## [TASK TO CARRY OUT]
Could you copy the records below exactly, leaving out any pictures?

* * * * * * *

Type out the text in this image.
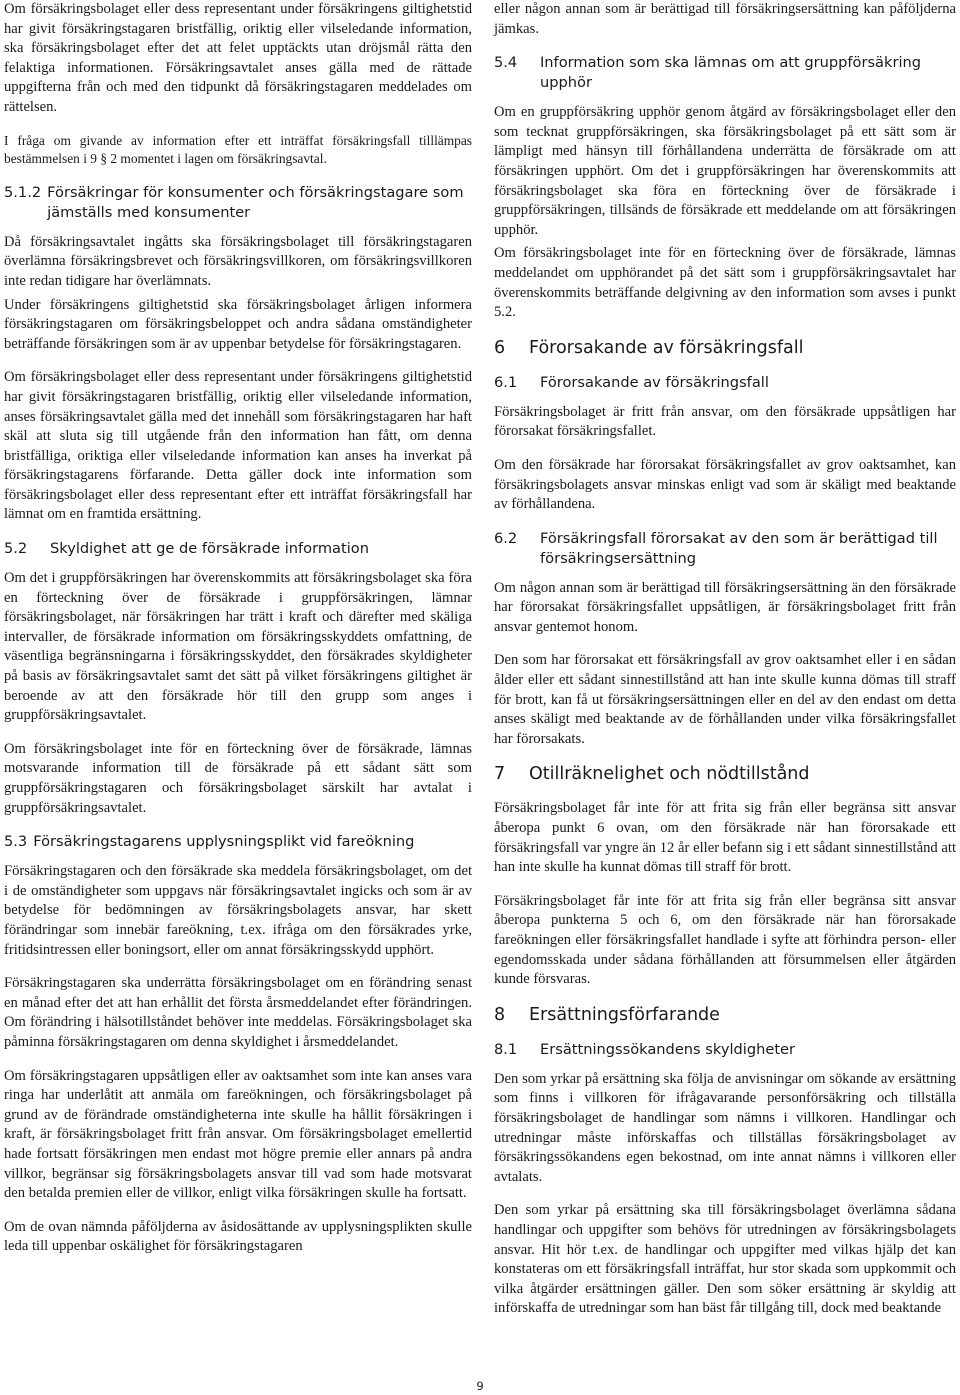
Om försäkringsbolaget eller dess representant under försäkringens giltighetstid har givit försäkringstagaren bristfällig, oriktig eller vilseledande information, ska försäkringsbolaget efter det att felet upptäckts utan dröjsmål rätta den felaktiga informationen. Försäkringsavtalet anses gälla med de rättade uppgifterna från och med den tidpunkt då försäkringstagaren meddelades om rättelsen.

I fråga om givande av information efter ett inträffat försäkringsfall tilllämpas bestämmelsen i 9 § 2 momentet i lagen om försäkringsavtal.

5.1.2 Försäkringar för konsumenter och försäkringstagare som jämställs med konsumenter

Då försäkringsavtalet ingåtts ska försäkringsbolaget till försäkringstagaren överlämna försäkringsbrevet och försäkringsvillkoren, om försäkringsvillkoren inte redan tidigare har överlämnats.

Under försäkringens giltighetstid ska försäkringsbolaget årligen informera försäkringstagaren om försäkringsbeloppet och andra sådana omständigheter beträffande försäkringen som är av uppenbar betydelse för försäkringstagaren.

Om försäkringsbolaget eller dess representant under försäkringens giltighetstid har givit försäkringstagaren bristfällig, oriktig eller vilseledande information, anses försäkringsavtalet gälla med det innehåll som försäkringstagaren har haft skäl att sluta sig till utgående från den information han fått, om denna bristfälliga, oriktiga eller vilseledande information kan anses ha inverkat på försäkringstagarens förfarande. Detta gäller dock inte information som försäkringsbolaget eller dess representant efter ett inträffat försäkringsfall har lämnat om en framtida ersättning.

5.2	Skyldighet att ge de försäkrade information

Om det i gruppförsäkringen har överenskommits att försäkringsbolaget ska föra en förteckning över de försäkrade i gruppförsäkringen, lämnar försäkringsbolaget, när försäkringen har trätt i kraft och därefter med skäliga intervaller, de försäkrade information om försäkringsskyddets omfattning, de väsentliga begränsningarna i försäkringsskyddet, den försäkrades skyldigheter på basis av försäkringsavtalet samt det sätt på vilket försäkringens giltighet är beroende av att den försäkrade hör till den grupp som anges i gruppförsäkringsavtalet.

Om försäkringsbolaget inte för en förteckning över de försäkrade, lämnas motsvarande information till de försäkrade på ett sådant sätt som gruppförsäkringstagaren och försäkringsbolaget särskilt har avtalat i gruppförsäkringsavtalet.

5.3 Försäkringstagarens upplysningsplikt vid fareökning

Försäkringstagaren och den försäkrade ska meddela försäkringsbolaget, om det i de omständigheter som uppgavs när försäkringsavtalet ingicks och som är av betydelse för bedömningen av försäkringsbolagets ansvar, har skett förändringar som innebär fareökning, t.ex. ifråga om den försäkrades yrke, fritidsintressen eller boningsort, eller om annat försäkringsskydd upphört.

Försäkringstagaren ska underrätta försäkringsbolaget om en förändring senast en månad efter det att han erhållit det första årsmeddelandet efter förändringen. Om förändring i hälsotillståndet behöver inte meddelas. Försäkringsbolaget ska påminna försäkringstagaren om denna skyldighet i årsmeddelandet.

Om försäkringstagaren uppsåtligen eller av oaktsamhet som inte kan anses vara ringa har underlåtit att anmäla om fareökningen, och försäkringsbolaget på grund av de förändrade omständigheterna inte skulle ha hållit försäkringen i kraft, är försäkringsbolaget fritt från ansvar. Om försäkringsbolaget emellertid hade fortsatt försäkringen men endast mot högre premie eller annars på andra villkor, begränsar sig försäkringsbolagets ansvar till vad som hade motsvarat den betalda premien eller de villkor, enligt vilka försäkringen skulle ha fortsatt.

Om de ovan nämnda påföljderna av åsidosättande av upplysningsplikten skulle leda till uppenbar oskälighet för försäkringstagaren

eller någon annan som är berättigad till försäkringsersättning kan påföljderna jämkas.

5.4	Information som ska lämnas om att gruppförsäkring upphör

Om en gruppförsäkring upphör genom åtgärd av försäkringsbolaget eller den som tecknat gruppförsäkringen, ska försäkringsbolaget på ett sätt som är lämpligt med hänsyn till förhållandena underrätta de försäkrade om att försäkringen upphört. Om det i gruppförsäkringen har överenskommits att försäkringsbolaget ska föra en förteckning över de försäkrade i gruppförsäkringen, tillsänds de försäkrade ett meddelande om att försäkringen upphör.

Om försäkringsbolaget inte för en förteckning över de försäkrade, lämnas meddelandet om upphörandet på det sätt som i gruppförsäkringsavtalet har överenskommits beträffande delgivning av den information som avses i punkt 5.2.

6	Förorsakande av försäkringsfall
6.1	Förorsakande av försäkringsfall

Försäkringsbolaget är fritt från ansvar, om den försäkrade uppsåtligen har förorsakat försäkringsfallet.

Om den försäkrade har förorsakat försäkringsfallet av grov oaktsamhet, kan försäkringsbolagets ansvar minskas enligt vad som är skäligt med beaktande av förhållandena.

6.2	Försäkringsfall förorsakat av den som är berättigad till försäkringsersättning

Om någon annan som är berättigad till försäkringsersättning än den försäkrade har förorsakat försäkringsfallet uppsåtligen, är försäkringsbolaget fritt från ansvar gentemot honom.

Den som har förorsakat ett försäkringsfall av grov oaktsamhet eller i en sådan ålder eller ett sådant sinnestillstånd att han inte skulle kunna dömas till straff för brott, kan få ut försäkringsersättningen eller en del av den endast om detta anses skäligt med beaktande av de förhållanden under vilka försäkringsfallet har förorsakats.

7	Otillräknelighet och nödtillstånd

Försäkringsbolaget får inte för att frita sig från eller begränsa sitt ansvar åberopa punkt 6 ovan, om den försäkrade när han förorsakade ett försäkringsfall var yngre än 12 år eller befann sig i ett sådant sinnestillstånd att han inte skulle ha kunnat dömas till straff för brott.

Försäkringsbolaget får inte för att frita sig från eller begränsa sitt ansvar åberopa punkterna 5 och 6, om den försäkrade när han förorsakade fareökningen eller försäkringsfallet handlade i syfte att förhindra person- eller egendomsskada under sådana förhållanden att försummelsen eller åtgärden kunde försvaras.

8	Ersättningsförfarande
8.1	Ersättningssökandens skyldigheter

Den som yrkar på ersättning ska följa de anvisningar om sökande av ersättning som finns i villkoren för ifrågavarande personförsäkring och tillställa försäkringsbolaget de handlingar som nämns i villkoren. Handlingar och utredningar måste införskaffas och tillställas försäkringsbolaget av försäkringssökandens egen bekostnad, om inte annat nämns i villkoren eller avtalats.

Den som yrkar på ersättning ska till försäkringsbolaget överlämna sådana handlingar och uppgifter som behövs för utredningen av försäkringsbolagets ansvar. Hit hör t.ex. de handlingar och uppgifter med vilkas hjälp det kan konstateras om ett försäkringsfall inträffat, hur stor skada som uppkommit och vilka åtgärder ersättningen gäller. Den som söker ersättning är skyldig att införskaffa de utredningar som han bäst får tillgång till, dock med beaktande

9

* * * * * * *

## [REPLY TO THE EXERCISE]
Type out the text in this image.
Om försäkringsbolaget eller dess representant under försäkringens giltighetstid har givit försäkringstagaren bristfällig, oriktig eller vilseledande information, ska försäkringsbolaget efter det att felet upptäckts utan dröjsmål rätta den felaktiga informationen. Försäkringsavtalet anses gälla med de rättade uppgifterna från och med den tidpunkt då försäkringstagaren meddelades om rättelsen.

I fråga om givande av information efter ett inträffat försäkringsfall tilllämpas bestämmelsen i 9 § 2 momentet i lagen om försäkringsavtal.

5.1.2 Försäkringar för konsumenter och försäkringstagare som jämställs med konsumenter

Då försäkringsavtalet ingåtts ska försäkringsbolaget till försäkringstagaren överlämna försäkringsbrevet och försäkringsvillkoren, om försäkringsvillkoren inte redan tidigare har överlämnats.

Under försäkringens giltighetstid ska försäkringsbolaget årligen informera försäkringstagaren om försäkringsbeloppet och andra sådana omständigheter beträffande försäkringen som är av uppenbar betydelse för försäkringstagaren.

Om försäkringsbolaget eller dess representant under försäkringens giltighetstid har givit försäkringstagaren bristfällig, oriktig eller vilseledande information, anses försäkringsavtalet gälla med det innehåll som försäkringstagaren har haft skäl att sluta sig till utgående från den information han fått, om denna bristfälliga, oriktiga eller vilseledande information kan anses ha inverkat på försäkringstagarens förfarande. Detta gäller dock inte information som försäkringsbolaget eller dess representant efter ett inträffat försäkringsfall har lämnat om en framtida ersättning.

5.2	Skyldighet att ge de försäkrade information

Om det i gruppförsäkringen har överenskommits att försäkringsbolaget ska föra en förteckning över de försäkrade i gruppförsäkringen, lämnar försäkringsbolaget, när försäkringen har trätt i kraft och därefter med skäliga intervaller, de försäkrade information om försäkringsskyddets omfattning, de väsentliga begränsningarna i försäkringsskyddet, den försäkrades skyldigheter på basis av försäkringsavtalet samt det sätt på vilket försäkringens giltighet är beroende av att den försäkrade hör till den grupp som anges i gruppförsäkringsavtalet.

Om försäkringsbolaget inte för en förteckning över de försäkrade, lämnas motsvarande information till de försäkrade på ett sådant sätt som gruppförsäkringstagaren och försäkringsbolaget särskilt har avtalat i gruppförsäkringsavtalet.

5.3 Försäkringstagarens upplysningsplikt vid fareökning

Försäkringstagaren och den försäkrade ska meddela försäkringsbolaget, om det i de omständigheter som uppgavs när försäkringsavtalet ingicks och som är av betydelse för bedömningen av försäkringsbolagets ansvar, har skett förändringar som innebär fareökning, t.ex. ifråga om den försäkrades yrke, fritidsintressen eller boningsort, eller om annat försäkringsskydd upphört.

Försäkringstagaren ska underrätta försäkringsbolaget om en förändring senast en månad efter det att han erhållit det första årsmeddelandet efter förändringen. Om förändring i hälsotillståndet behöver inte meddelas. Försäkringsbolaget ska påminna försäkringstagaren om denna skyldighet i årsmeddelandet.

Om försäkringstagaren uppsåtligen eller av oaktsamhet som inte kan anses vara ringa har underlåtit att anmäla om fareökningen, och försäkringsbolaget på grund av de förändrade omständigheterna inte skulle ha hållit försäkringen i kraft, är försäkringsbolaget fritt från ansvar. Om försäkringsbolaget emellertid hade fortsatt försäkringen men endast mot högre premie eller annars på andra villkor, begränsar sig försäkringsbolagets ansvar till vad som hade motsvarat den betalda premien eller de villkor, enligt vilka försäkringen skulle ha fortsatt.

Om de ovan nämnda påföljderna av åsidosättande av upplysningsplikten skulle leda till uppenbar oskälighet för försäkringstagaren

eller någon annan som är berättigad till försäkringsersättning kan påföljderna jämkas.

5.4	Information som ska lämnas om att gruppförsäkring upphör

Om en gruppförsäkring upphör genom åtgärd av försäkringsbolaget eller den som tecknat gruppförsäkringen, ska försäkringsbolaget på ett sätt som är lämpligt med hänsyn till förhållandena underrätta de försäkrade om att försäkringen upphört. Om det i gruppförsäkringen har överenskommits att försäkringsbolaget ska föra en förteckning över de försäkrade i gruppförsäkringen, tillsänds de försäkrade ett meddelande om att försäkringen upphör.

Om försäkringsbolaget inte för en förteckning över de försäkrade, lämnas meddelandet om upphörandet på det sätt som i gruppförsäkringsavtalet har överenskommits beträffande delgivning av den information som avses i punkt 5.2.

6	Förorsakande av försäkringsfall
6.1	Förorsakande av försäkringsfall

Försäkringsbolaget är fritt från ansvar, om den försäkrade uppsåtligen har förorsakat försäkringsfallet.

Om den försäkrade har förorsakat försäkringsfallet av grov oaktsamhet, kan försäkringsbolagets ansvar minskas enligt vad som är skäligt med beaktande av förhållandena.

6.2	Försäkringsfall förorsakat av den som är berättigad till försäkringsersättning

Om någon annan som är berättigad till försäkringsersättning än den försäkrade har förorsakat försäkringsfallet uppsåtligen, är försäkringsbolaget fritt från ansvar gentemot honom.

Den som har förorsakat ett försäkringsfall av grov oaktsamhet eller i en sådan ålder eller ett sådant sinnestillstånd att han inte skulle kunna dömas till straff för brott, kan få ut försäkringsersättningen eller en del av den endast om detta anses skäligt med beaktande av de förhållanden under vilka försäkringsfallet har förorsakats.

7	Otillräknelighet och nödtillstånd

Försäkringsbolaget får inte för att frita sig från eller begränsa sitt ansvar åberopa punkt 6 ovan, om den försäkrade när han förorsakade ett försäkringsfall var yngre än 12 år eller befann sig i ett sådant sinnestillstånd att han inte skulle ha kunnat dömas till straff för brott.

Försäkringsbolaget får inte för att frita sig från eller begränsa sitt ansvar åberopa punkterna 5 och 6, om den försäkrade när han förorsakade fareökningen eller försäkringsfallet handlade i syfte att förhindra person- eller egendomsskada under sådana förhållanden att försummelsen eller åtgärden kunde försvaras.

8	Ersättningsförfarande
8.1	Ersättningssökandens skyldigheter

Den som yrkar på ersättning ska följa de anvisningar om sökande av ersättning som finns i villkoren för ifrågavarande personförsäkring och tillställa försäkringsbolaget de handlingar som nämns i villkoren. Handlingar och utredningar måste införskaffas och tillställas försäkringsbolaget av försäkringssökandens egen bekostnad, om inte annat nämns i villkoren eller avtalats.

Den som yrkar på ersättning ska till försäkringsbolaget överlämna sådana handlingar och uppgifter som behövs för utredningen av försäkringsbolagets ansvar. Hit hör t.ex. de handlingar och uppgifter med vilkas hjälp det kan konstateras om ett försäkringsfall inträffat, hur stor skada som uppkommit och vilka åtgärder ersättningen gäller. Den som söker ersättning är skyldig att införskaffa de utredningar som han bäst får tillgång till, dock med beaktande

9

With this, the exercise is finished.